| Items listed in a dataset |
----

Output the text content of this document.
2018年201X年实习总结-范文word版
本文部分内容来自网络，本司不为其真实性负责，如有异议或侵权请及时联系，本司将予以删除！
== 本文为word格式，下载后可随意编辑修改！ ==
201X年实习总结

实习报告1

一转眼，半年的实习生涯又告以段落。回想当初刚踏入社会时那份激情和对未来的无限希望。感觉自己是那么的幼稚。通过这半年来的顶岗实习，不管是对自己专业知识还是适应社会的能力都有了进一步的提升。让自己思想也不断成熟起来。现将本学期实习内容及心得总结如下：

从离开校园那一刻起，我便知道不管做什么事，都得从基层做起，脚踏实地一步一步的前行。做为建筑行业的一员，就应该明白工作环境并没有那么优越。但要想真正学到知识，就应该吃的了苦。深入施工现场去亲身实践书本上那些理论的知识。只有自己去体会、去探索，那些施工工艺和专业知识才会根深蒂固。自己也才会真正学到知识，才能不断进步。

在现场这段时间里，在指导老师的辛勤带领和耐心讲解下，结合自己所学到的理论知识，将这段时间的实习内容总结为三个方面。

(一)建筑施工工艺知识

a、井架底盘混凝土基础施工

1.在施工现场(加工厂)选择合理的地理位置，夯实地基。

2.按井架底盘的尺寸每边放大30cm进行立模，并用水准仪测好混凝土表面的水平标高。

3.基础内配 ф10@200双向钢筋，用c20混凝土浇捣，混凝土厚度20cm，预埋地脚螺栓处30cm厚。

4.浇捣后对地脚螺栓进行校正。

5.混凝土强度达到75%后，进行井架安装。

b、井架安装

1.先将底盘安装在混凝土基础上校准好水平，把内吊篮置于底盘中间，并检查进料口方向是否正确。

----

Restate the records, all of them, precisely as written.

Output the text content of this document.
2018年201X年实习总结-范文word版
本文部分内容来自网络，本司不为其真实性负责，如有异议或侵权请及时联系，本司将予以删除！
== 本文为word格式，下载后可随意编辑修改！ ==
201X年实习总结

实习报告1

一转眼，半年的实习生涯又告以段落。回想当初刚踏入社会时那份激情和对未来的无限希望。感觉自己是那么的幼稚。通过这半年来的顶岗实习，不管是对自己专业知识还是适应社会的能力都有了进一步的提升。让自己思想也不断成熟起来。现将本学期实习内容及心得总结如下：

从离开校园那一刻起，我便知道不管做什么事，都得从基层做起，脚踏实地一步一步的前行。做为建筑行业的一员，就应该明白工作环境并没有那么优越。但要想真正学到知识，就应该吃的了苦。深入施工现场去亲身实践书本上那些理论的知识。只有自己去体会、去探索，那些施工工艺和专业知识才会根深蒂固。自己也才会真正学到知识，才能不断进步。

在现场这段时间里，在指导老师的辛勤带领和耐心讲解下，结合自己所学到的理论知识，将这段时间的实习内容总结为三个方面。

(一)建筑施工工艺知识

a、井架底盘混凝土基础施工

1.在施工现场(加工厂)选择合理的地理位置，夯实地基。

2.按井架底盘的尺寸每边放大30cm进行立模，并用水准仪测好混凝土表面的水平标高。

3.基础内配 ф10@200双向钢筋，用c20混凝土浇捣，混凝土厚度20cm，预埋地脚螺栓处30cm厚。

4.浇捣后对地脚螺栓进行校正。

5.混凝土强度达到75%后，进行井架安装。

b、井架安装

1.先将底盘安装在混凝土基础上校准好水平，把内吊篮置于底盘中间，并检查进料口方向是否正确。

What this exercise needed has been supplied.